> _Task objective_: Substitute "schematic diagram" for "block diagram" throughout the lines of each entry below and give them again with everything else unchanged. Omit the pictures from your answer.

[Saved entries]
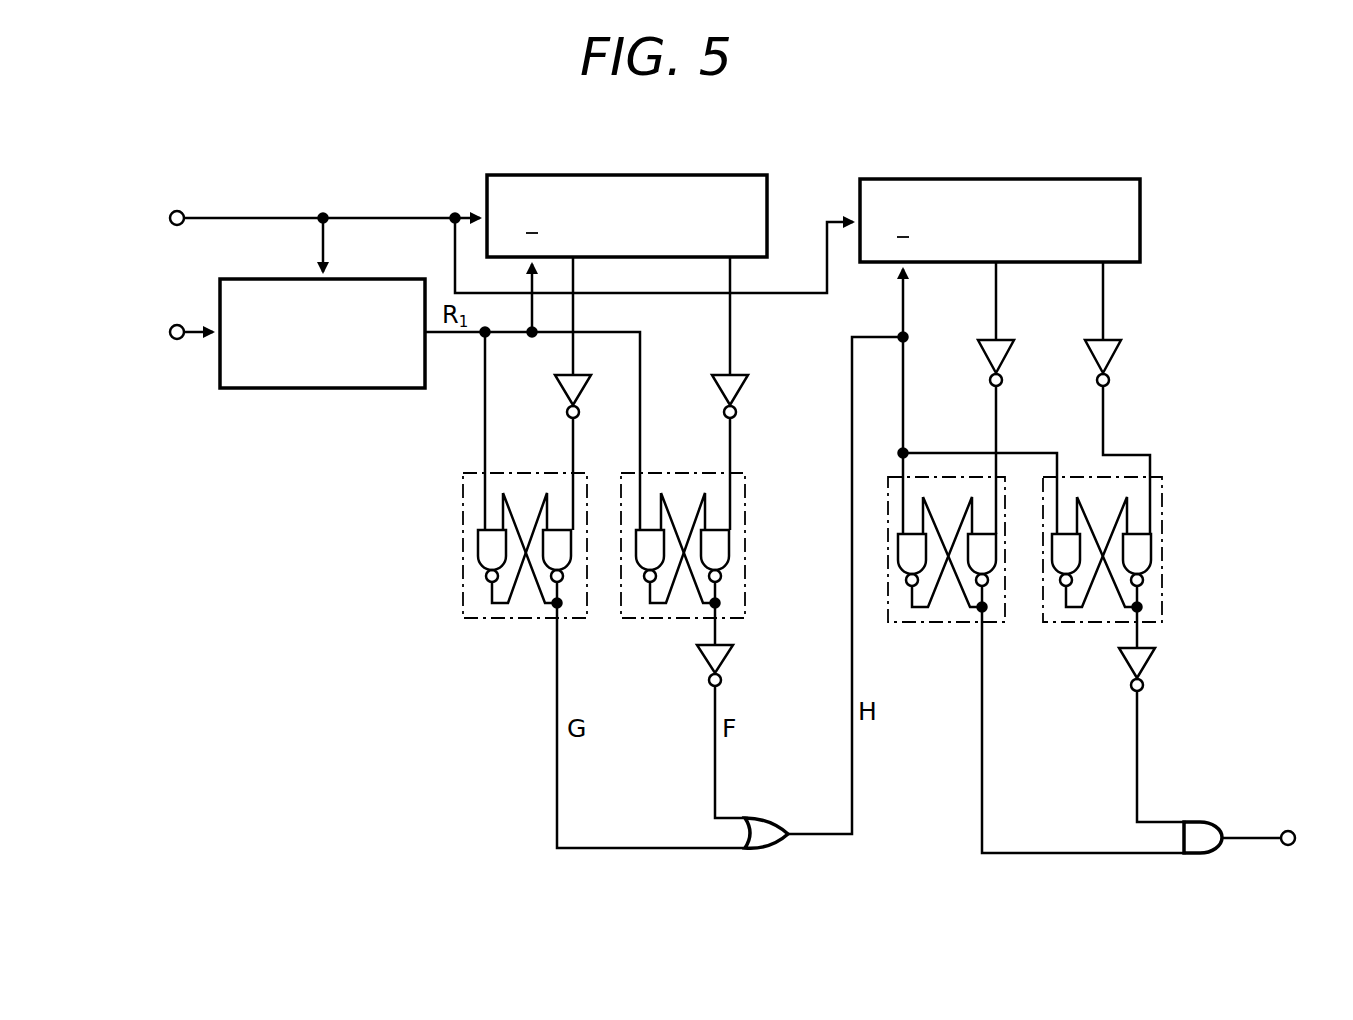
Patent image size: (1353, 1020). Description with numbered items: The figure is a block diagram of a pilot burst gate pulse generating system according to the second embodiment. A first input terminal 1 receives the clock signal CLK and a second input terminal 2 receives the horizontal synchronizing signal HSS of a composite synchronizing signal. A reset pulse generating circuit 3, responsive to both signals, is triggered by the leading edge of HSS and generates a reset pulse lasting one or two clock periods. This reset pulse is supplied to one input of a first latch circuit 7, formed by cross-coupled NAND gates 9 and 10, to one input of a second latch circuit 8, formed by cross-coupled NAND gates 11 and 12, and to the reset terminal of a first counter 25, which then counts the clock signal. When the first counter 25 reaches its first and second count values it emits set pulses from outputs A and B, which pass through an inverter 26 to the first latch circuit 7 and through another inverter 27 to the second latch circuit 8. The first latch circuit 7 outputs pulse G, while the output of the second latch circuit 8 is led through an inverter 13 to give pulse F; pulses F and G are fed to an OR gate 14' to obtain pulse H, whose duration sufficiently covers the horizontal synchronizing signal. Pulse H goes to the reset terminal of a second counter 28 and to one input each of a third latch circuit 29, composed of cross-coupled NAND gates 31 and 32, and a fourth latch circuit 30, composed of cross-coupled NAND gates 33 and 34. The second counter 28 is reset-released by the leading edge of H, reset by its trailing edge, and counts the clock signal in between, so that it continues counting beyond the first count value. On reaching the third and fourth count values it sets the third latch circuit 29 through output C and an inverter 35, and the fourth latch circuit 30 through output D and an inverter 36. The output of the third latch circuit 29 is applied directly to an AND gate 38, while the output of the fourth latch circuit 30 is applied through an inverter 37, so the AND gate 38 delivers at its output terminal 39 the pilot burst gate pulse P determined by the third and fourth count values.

The first input terminal 1 is at (173, 211).
The second input terminal 2 is at (173, 341).
The reset pulse generating circuit 3 is at (398, 279).
The first latch circuit 7 is at (527, 576).
The second latch circuit 8 is at (695, 545).
The NAND gate 9 is at (478, 541).
The NAND gate 10 is at (571, 541).
The NAND gate 11 is at (636, 556).
The NAND gate 12 is at (729, 545).
The inverter 13 is at (731, 668).
The OR gate 14' is at (792, 803).
The first counter 25 is at (767, 185).
The inverter 26 is at (584, 394).
The inverter 27 is at (741, 394).
The second counter 28 is at (1140, 190).
The third latch circuit 29 is at (949, 578).
The fourth latch circuit 30 is at (1121, 527).
The NAND gate 31 is at (903, 546).
The NAND gate 32 is at (990, 547).
The NAND gate 33 is at (1057, 558).
The NAND gate 34 is at (1151, 561).
The inverter 35 is at (1008, 362).
The inverter 36 is at (1116, 362).
The inverter 37 is at (1153, 671).
The AND gate 38 is at (1206, 822).
The output terminal 39 is at (1292, 831).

> _Complete response_:
Patent image size: (1353, 1020). Description with numbered items: The figure is a schematic diagram of a pilot burst gate pulse generating system according to the second embodiment. A first input terminal 1 receives the clock signal CLK and a second input terminal 2 receives the horizontal synchronizing signal HSS of a composite synchronizing signal. A reset pulse generating circuit 3, responsive to both signals, is triggered by the leading edge of HSS and generates a reset pulse lasting one or two clock periods. This reset pulse is supplied to one input of a first latch circuit 7, formed by cross-coupled NAND gates 9 and 10, to one input of a second latch circuit 8, formed by cross-coupled NAND gates 11 and 12, and to the reset terminal of a first counter 25, which then counts the clock signal. When the first counter 25 reaches its first and second count values it emits set pulses from outputs A and B, which pass through an inverter 26 to the first latch circuit 7 and through another inverter 27 to the second latch circuit 8. The first latch circuit 7 outputs pulse G, while the output of the second latch circuit 8 is led through an inverter 13 to give pulse F; pulses F and G are fed to an OR gate 14' to obtain pulse H, whose duration sufficiently covers the horizontal synchronizing signal. Pulse H goes to the reset terminal of a second counter 28 and to one input each of a third latch circuit 29, composed of cross-coupled NAND gates 31 and 32, and a fourth latch circuit 30, composed of cross-coupled NAND gates 33 and 34. The second counter 28 is reset-released by the leading edge of H, reset by its trailing edge, and counts the clock signal in between, so that it continues counting beyond the first count value. On reaching the third and fourth count values it sets the third latch circuit 29 through output C and an inverter 35, and the fourth latch circuit 30 through output D and an inverter 36. The output of the third latch circuit 29 is applied directly to an AND gate 38, while the output of the fourth latch circuit 30 is applied through an inverter 37, so the AND gate 38 delivers at its output terminal 39 the pilot burst gate pulse P determined by the third and fourth count values.

The first input terminal 1 is at (173, 211).
The second input terminal 2 is at (173, 341).
The reset pulse generating circuit 3 is at (398, 279).
The first latch circuit 7 is at (527, 576).
The second latch circuit 8 is at (695, 545).
The NAND gate 9 is at (478, 541).
The NAND gate 10 is at (571, 541).
The NAND gate 11 is at (636, 556).
The NAND gate 12 is at (729, 545).
The inverter 13 is at (731, 668).
The OR gate 14' is at (792, 803).
The first counter 25 is at (767, 185).
The inverter 26 is at (584, 394).
The inverter 27 is at (741, 394).
The second counter 28 is at (1140, 190).
The third latch circuit 29 is at (949, 578).
The fourth latch circuit 30 is at (1121, 527).
The NAND gate 31 is at (903, 546).
The NAND gate 32 is at (990, 547).
The NAND gate 33 is at (1057, 558).
The NAND gate 34 is at (1151, 561).
The inverter 35 is at (1008, 362).
The inverter 36 is at (1116, 362).
The inverter 37 is at (1153, 671).
The AND gate 38 is at (1206, 822).
The output terminal 39 is at (1292, 831).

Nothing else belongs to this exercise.